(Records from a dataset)
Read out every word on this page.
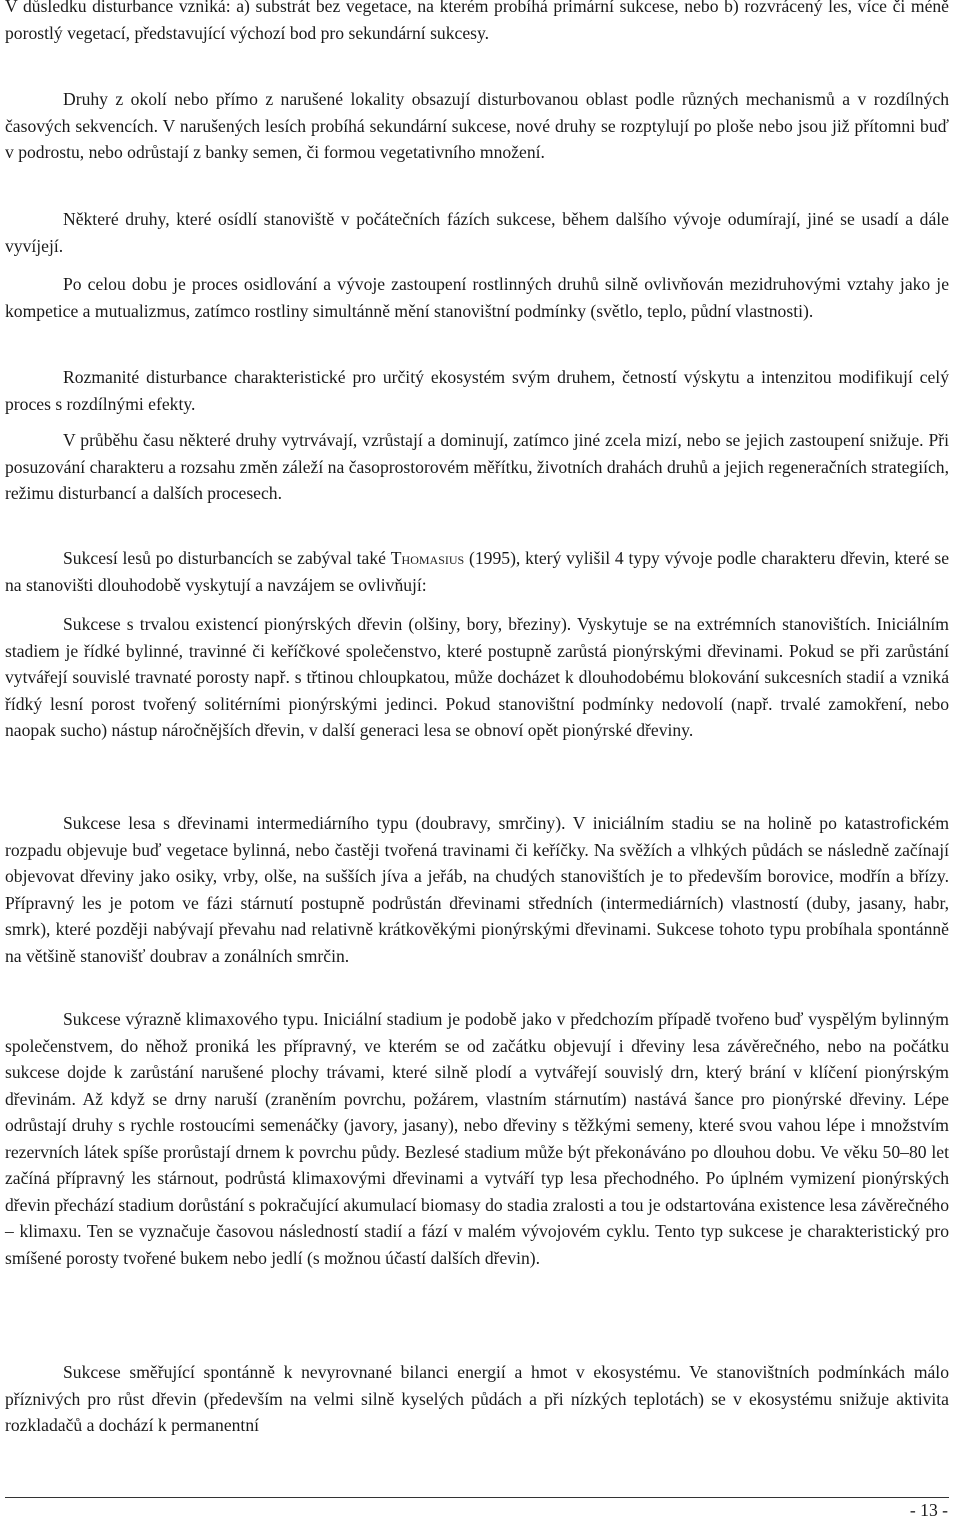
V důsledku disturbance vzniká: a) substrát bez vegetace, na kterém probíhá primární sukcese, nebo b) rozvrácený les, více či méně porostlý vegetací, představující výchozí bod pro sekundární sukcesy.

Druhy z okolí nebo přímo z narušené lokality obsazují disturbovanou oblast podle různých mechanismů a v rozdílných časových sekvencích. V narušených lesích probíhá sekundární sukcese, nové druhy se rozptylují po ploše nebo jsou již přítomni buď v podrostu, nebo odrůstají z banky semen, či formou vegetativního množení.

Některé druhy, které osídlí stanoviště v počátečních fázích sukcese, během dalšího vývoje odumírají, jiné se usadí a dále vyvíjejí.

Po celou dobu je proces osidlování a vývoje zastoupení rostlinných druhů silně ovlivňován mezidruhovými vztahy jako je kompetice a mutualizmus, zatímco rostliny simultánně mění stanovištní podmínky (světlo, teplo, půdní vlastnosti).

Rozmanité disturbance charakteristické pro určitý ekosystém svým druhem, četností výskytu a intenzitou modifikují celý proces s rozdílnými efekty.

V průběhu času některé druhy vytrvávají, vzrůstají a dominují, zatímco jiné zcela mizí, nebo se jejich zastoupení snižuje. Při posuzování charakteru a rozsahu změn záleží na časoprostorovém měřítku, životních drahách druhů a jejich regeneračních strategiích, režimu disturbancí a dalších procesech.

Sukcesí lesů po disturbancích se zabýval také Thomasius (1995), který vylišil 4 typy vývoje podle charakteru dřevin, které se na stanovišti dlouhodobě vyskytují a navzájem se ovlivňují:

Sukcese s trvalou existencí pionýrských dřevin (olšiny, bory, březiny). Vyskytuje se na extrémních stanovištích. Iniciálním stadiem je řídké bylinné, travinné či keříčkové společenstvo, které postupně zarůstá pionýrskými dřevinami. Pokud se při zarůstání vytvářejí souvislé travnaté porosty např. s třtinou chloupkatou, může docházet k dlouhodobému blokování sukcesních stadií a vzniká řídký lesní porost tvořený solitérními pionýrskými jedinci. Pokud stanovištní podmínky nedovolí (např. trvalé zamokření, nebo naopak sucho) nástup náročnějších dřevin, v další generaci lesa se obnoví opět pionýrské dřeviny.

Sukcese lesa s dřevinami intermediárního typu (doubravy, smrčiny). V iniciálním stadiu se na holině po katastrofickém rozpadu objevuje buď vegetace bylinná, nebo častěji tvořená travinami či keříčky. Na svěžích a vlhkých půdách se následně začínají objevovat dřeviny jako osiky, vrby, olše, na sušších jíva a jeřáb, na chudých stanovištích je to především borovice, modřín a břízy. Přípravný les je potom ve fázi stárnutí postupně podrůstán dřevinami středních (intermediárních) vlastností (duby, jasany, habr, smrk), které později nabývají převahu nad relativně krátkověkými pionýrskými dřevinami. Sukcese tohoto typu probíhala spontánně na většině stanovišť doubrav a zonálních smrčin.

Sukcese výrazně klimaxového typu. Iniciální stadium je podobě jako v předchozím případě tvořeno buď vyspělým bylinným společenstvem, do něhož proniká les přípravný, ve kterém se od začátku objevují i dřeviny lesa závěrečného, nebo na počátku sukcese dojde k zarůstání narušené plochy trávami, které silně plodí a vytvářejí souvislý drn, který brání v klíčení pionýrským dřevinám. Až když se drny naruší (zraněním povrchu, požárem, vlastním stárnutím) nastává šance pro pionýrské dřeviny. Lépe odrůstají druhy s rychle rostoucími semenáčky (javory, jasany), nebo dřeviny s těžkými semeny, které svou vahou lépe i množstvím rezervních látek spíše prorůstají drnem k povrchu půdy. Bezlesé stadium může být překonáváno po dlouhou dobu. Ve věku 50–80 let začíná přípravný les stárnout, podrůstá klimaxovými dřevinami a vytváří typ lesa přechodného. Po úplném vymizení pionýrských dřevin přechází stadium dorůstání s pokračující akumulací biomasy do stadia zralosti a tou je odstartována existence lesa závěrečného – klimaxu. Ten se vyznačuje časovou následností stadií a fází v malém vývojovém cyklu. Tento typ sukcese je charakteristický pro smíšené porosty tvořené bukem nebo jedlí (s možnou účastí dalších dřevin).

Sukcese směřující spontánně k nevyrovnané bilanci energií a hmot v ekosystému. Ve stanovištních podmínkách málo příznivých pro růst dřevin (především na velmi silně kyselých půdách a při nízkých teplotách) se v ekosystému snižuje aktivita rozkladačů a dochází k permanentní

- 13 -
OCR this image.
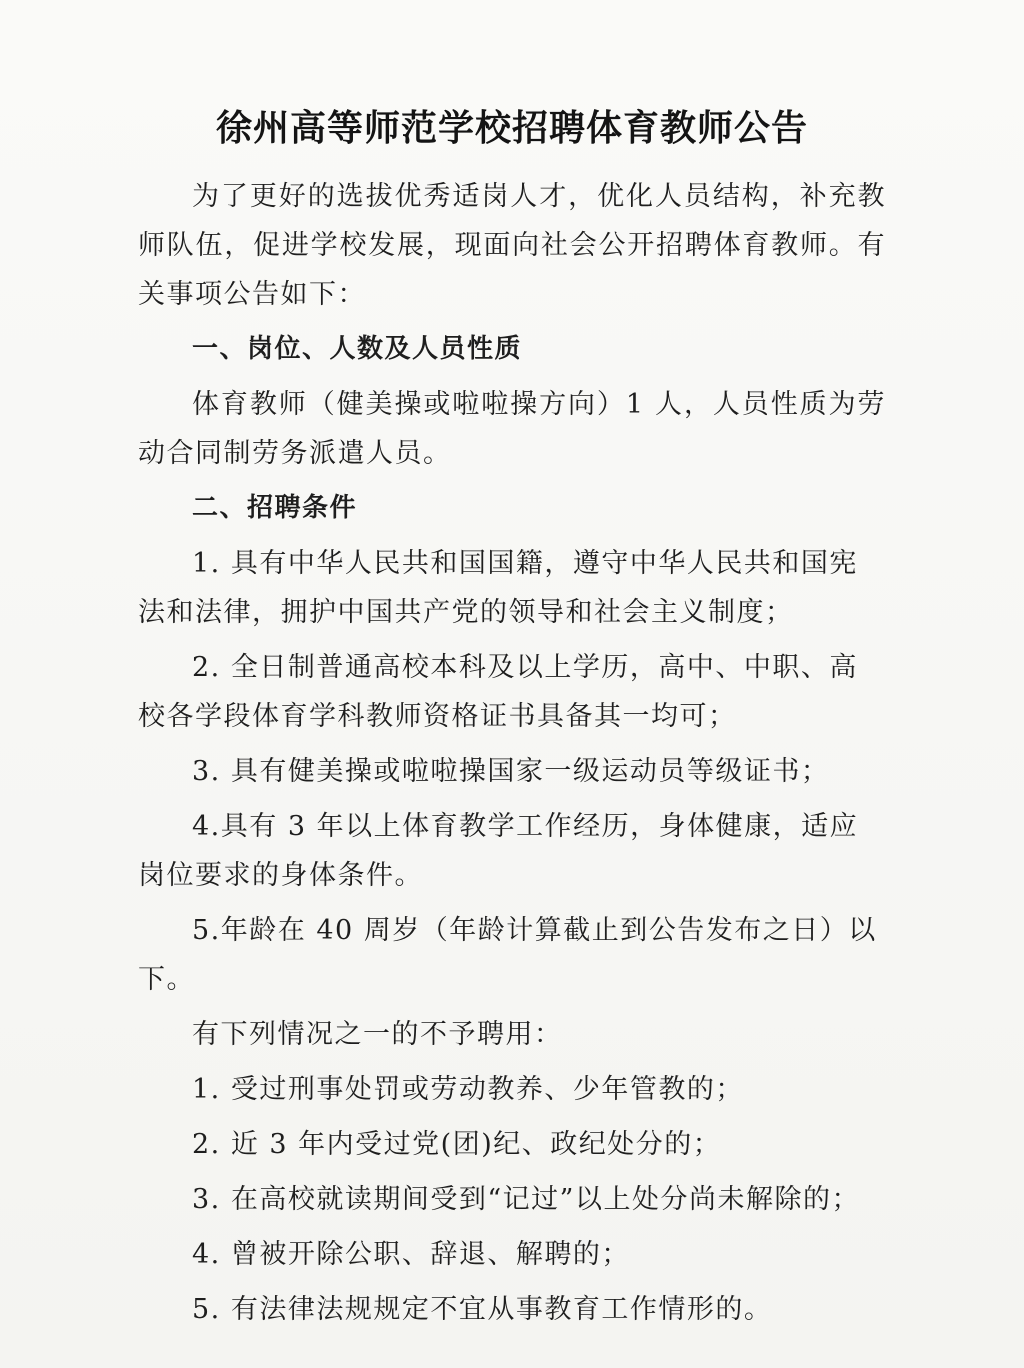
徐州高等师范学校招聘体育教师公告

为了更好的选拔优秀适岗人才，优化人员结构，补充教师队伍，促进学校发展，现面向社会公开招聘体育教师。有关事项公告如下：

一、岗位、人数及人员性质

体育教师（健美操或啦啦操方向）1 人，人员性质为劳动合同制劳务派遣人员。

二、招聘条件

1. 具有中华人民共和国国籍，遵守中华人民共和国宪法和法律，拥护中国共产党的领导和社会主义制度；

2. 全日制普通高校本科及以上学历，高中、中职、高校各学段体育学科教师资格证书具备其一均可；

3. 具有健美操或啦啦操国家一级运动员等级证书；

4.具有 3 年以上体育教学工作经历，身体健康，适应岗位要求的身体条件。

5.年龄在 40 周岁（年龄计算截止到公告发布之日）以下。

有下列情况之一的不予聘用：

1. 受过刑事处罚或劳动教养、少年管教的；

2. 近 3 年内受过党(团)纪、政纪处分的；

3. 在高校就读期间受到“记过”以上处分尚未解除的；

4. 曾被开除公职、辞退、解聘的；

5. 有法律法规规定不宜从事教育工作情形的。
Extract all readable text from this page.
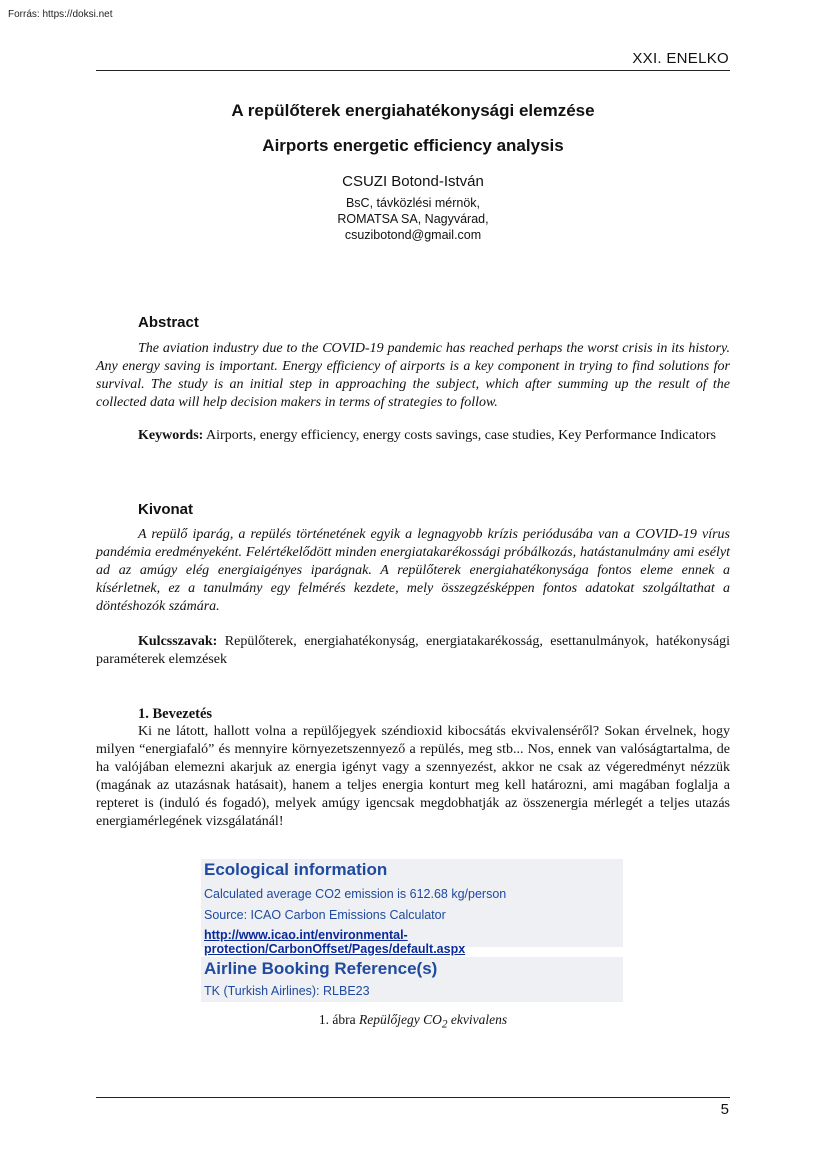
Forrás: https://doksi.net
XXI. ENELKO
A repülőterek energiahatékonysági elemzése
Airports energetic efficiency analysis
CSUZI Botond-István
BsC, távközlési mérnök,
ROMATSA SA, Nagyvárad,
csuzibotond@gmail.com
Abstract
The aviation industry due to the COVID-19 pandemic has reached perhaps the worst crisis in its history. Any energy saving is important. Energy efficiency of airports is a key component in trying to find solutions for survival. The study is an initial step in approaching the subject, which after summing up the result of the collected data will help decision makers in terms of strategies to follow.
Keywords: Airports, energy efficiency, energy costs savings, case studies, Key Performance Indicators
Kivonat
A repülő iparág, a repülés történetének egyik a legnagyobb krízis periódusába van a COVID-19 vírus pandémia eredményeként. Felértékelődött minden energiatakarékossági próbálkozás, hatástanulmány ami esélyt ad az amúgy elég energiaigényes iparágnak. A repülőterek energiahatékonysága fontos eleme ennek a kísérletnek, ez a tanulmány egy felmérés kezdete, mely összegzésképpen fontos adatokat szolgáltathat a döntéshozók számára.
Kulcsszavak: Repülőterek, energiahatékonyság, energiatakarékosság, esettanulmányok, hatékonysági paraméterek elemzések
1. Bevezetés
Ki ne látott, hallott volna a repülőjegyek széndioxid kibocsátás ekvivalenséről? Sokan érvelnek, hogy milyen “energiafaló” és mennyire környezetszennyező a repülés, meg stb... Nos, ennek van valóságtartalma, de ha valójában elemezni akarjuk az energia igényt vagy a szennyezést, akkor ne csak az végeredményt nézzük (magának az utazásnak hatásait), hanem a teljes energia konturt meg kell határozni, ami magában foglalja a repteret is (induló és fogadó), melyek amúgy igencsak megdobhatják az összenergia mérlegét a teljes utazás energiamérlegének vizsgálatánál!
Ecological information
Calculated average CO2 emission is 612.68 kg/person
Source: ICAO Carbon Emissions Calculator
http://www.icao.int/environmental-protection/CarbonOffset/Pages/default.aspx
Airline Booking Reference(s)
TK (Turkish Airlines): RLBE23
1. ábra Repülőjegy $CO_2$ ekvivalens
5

Written exercise:
Reproduce every entry word for word, but omit the pictures.

Final result:
Read out every word on this page.
V důsledku disturbance vzniká: a) substrát bez vegetace, na kterém probíhá primární sukcese, nebo b) rozvrácený les, více či méně porostlý vegetací, představující výchozí bod pro sekundární sukcesy.

Druhy z okolí nebo přímo z narušené lokality obsazují disturbovanou oblast podle různých mechanismů a v rozdílných časových sekvencích. V narušených lesích probíhá sekundární sukcese, nové druhy se rozptylují po ploše nebo jsou již přítomni buď v podrostu, nebo odrůstají z banky semen, či formou vegetativního množení.

Některé druhy, které osídlí stanoviště v počátečních fázích sukcese, během dalšího vývoje odumírají, jiné se usadí a dále vyvíjejí.

Po celou dobu je proces osidlování a vývoje zastoupení rostlinných druhů silně ovlivňován mezidruhovými vztahy jako je kompetice a mutualizmus, zatímco rostliny simultánně mění stanovištní podmínky (světlo, teplo, půdní vlastnosti).

Rozmanité disturbance charakteristické pro určitý ekosystém svým druhem, četností výskytu a intenzitou modifikují celý proces s rozdílnými efekty.

V průběhu času některé druhy vytrvávají, vzrůstají a dominují, zatímco jiné zcela mizí, nebo se jejich zastoupení snižuje. Při posuzování charakteru a rozsahu změn záleží na časoprostorovém měřítku, životních drahách druhů a jejich regeneračních strategiích, režimu disturbancí a dalších procesech.

Sukcesí lesů po disturbancích se zabýval také Thomasius (1995), který vylišil 4 typy vývoje podle charakteru dřevin, které se na stanovišti dlouhodobě vyskytují a navzájem se ovlivňují:

Sukcese s trvalou existencí pionýrských dřevin (olšiny, bory, březiny). Vyskytuje se na extrémních stanovištích. Iniciálním stadiem je řídké bylinné, travinné či keříčkové společenstvo, které postupně zarůstá pionýrskými dřevinami. Pokud se při zarůstání vytvářejí souvislé travnaté porosty např. s třtinou chloupkatou, může docházet k dlouhodobému blokování sukcesních stadií a vzniká řídký lesní porost tvořený solitérními pionýrskými jedinci. Pokud stanovištní podmínky nedovolí (např. trvalé zamokření, nebo naopak sucho) nástup náročnějších dřevin, v další generaci lesa se obnoví opět pionýrské dřeviny.

Sukcese lesa s dřevinami intermediárního typu (doubravy, smrčiny). V iniciálním stadiu se na holině po katastrofickém rozpadu objevuje buď vegetace bylinná, nebo častěji tvořená travinami či keříčky. Na svěžích a vlhkých půdách se následně začínají objevovat dřeviny jako osiky, vrby, olše, na sušších jíva a jeřáb, na chudých stanovištích je to především borovice, modřín a břízy. Přípravný les je potom ve fázi stárnutí postupně podrůstán dřevinami středních (intermediárních) vlastností (duby, jasany, habr, smrk), které později nabývají převahu nad relativně krátkověkými pionýrskými dřevinami. Sukcese tohoto typu probíhala spontánně na většině stanovišť doubrav a zonálních smrčin.

Sukcese výrazně klimaxového typu. Iniciální stadium je podobě jako v předchozím případě tvořeno buď vyspělým bylinným společenstvem, do něhož proniká les přípravný, ve kterém se od začátku objevují i dřeviny lesa závěrečného, nebo na počátku sukcese dojde k zarůstání narušené plochy trávami, které silně plodí a vytvářejí souvislý drn, který brání v klíčení pionýrským dřevinám. Až když se drny naruší (zraněním povrchu, požárem, vlastním stárnutím) nastává šance pro pionýrské dřeviny. Lépe odrůstají druhy s rychle rostoucími semenáčky (javory, jasany), nebo dřeviny s těžkými semeny, které svou vahou lépe i množstvím rezervních látek spíše prorůstají drnem k povrchu půdy. Bezlesé stadium může být překonáváno po dlouhou dobu. Ve věku 50–80 let začíná přípravný les stárnout, podrůstá klimaxovými dřevinami a vytváří typ lesa přechodného. Po úplném vymizení pionýrských dřevin přechází stadium dorůstání s pokračující akumulací biomasy do stadia zralosti a tou je odstartována existence lesa závěrečného – klimaxu. Ten se vyznačuje časovou následností stadií a fází v malém vývojovém cyklu. Tento typ sukcese je charakteristický pro smíšené porosty tvořené bukem nebo jedlí (s možnou účastí dalších dřevin).

Sukcese směřující spontánně k nevyrovnané bilanci energií a hmot v ekosystému. Ve stanovištních podmínkách málo příznivých pro růst dřevin (především na velmi silně kyselých půdách a při nízkých teplotách) se v ekosystému snižuje aktivita rozkladačů a dochází k permanentní

- 13 -
OCR this image.
徐州高等师范学校招聘体育教师公告

为了更好的选拔优秀适岗人才，优化人员结构，补充教师队伍，促进学校发展，现面向社会公开招聘体育教师。有关事项公告如下：

一、岗位、人数及人员性质

体育教师（健美操或啦啦操方向）1 人，人员性质为劳动合同制劳务派遣人员。

二、招聘条件

1. 具有中华人民共和国国籍，遵守中华人民共和国宪法和法律，拥护中国共产党的领导和社会主义制度；

2. 全日制普通高校本科及以上学历，高中、中职、高校各学段体育学科教师资格证书具备其一均可；

3. 具有健美操或啦啦操国家一级运动员等级证书；

4.具有 3 年以上体育教学工作经历，身体健康，适应岗位要求的身体条件。

5.年龄在 40 周岁（年龄计算截止到公告发布之日）以下。

有下列情况之一的不予聘用：

1. 受过刑事处罚或劳动教养、少年管教的；

2. 近 3 年内受过党(团)纪、政纪处分的；

3. 在高校就读期间受到“记过”以上处分尚未解除的；

4. 曾被开除公职、辞退、解聘的；

5. 有法律法规规定不宜从事教育工作情形的。
Extract all readable text from this page.
Forrás: https://doksi.net
XXI. ENELKO
A repülőterek energiahatékonysági elemzése
Airports energetic efficiency analysis
CSUZI Botond-István
BsC, távközlési mérnök,
ROMATSA SA, Nagyvárad,
csuzibotond@gmail.com
Abstract
The aviation industry due to the COVID-19 pandemic has reached perhaps the worst crisis in its history. Any energy saving is important. Energy efficiency of airports is a key component in trying to find solutions for survival. The study is an initial step in approaching the subject, which after summing up the result of the collected data will help decision makers in terms of strategies to follow.
Keywords: Airports, energy efficiency, energy costs savings, case studies, Key Performance Indicators
Kivonat
A repülő iparág, a repülés történetének egyik a legnagyobb krízis periódusába van a COVID-19 vírus pandémia eredményeként. Felértékelődött minden energiatakarékossági próbálkozás, hatástanulmány ami esélyt ad az amúgy elég energiaigényes iparágnak. A repülőterek energiahatékonysága fontos eleme ennek a kísérletnek, ez a tanulmány egy felmérés kezdete, mely összegzésképpen fontos adatokat szolgáltathat a döntéshozók számára.
Kulcsszavak: Repülőterek, energiahatékonyság, energiatakarékosság, esettanulmányok, hatékonysági paraméterek elemzések
1. Bevezetés
Ki ne látott, hallott volna a repülőjegyek széndioxid kibocsátás ekvivalenséről? Sokan érvelnek, hogy milyen “energiafaló” és mennyire környezetszennyező a repülés, meg stb... Nos, ennek van valóságtartalma, de ha valójában elemezni akarjuk az energia igényt vagy a szennyezést, akkor ne csak az végeredményt nézzük (magának az utazásnak hatásait), hanem a teljes energia konturt meg kell határozni, ami magában foglalja a repteret is (induló és fogadó), melyek amúgy igencsak megdobhatják az összenergia mérlegét a teljes utazás energiamérlegének vizsgálatánál!
Ecological information
Calculated average CO2 emission is 612.68 kg/person
Source: ICAO Carbon Emissions Calculator
http://www.icao.int/environmental-protection/CarbonOffset/Pages/default.aspx
Airline Booking Reference(s)
TK (Turkish Airlines): RLBE23
1. ábra Repülőjegy $CO_2$ ekvivalens
5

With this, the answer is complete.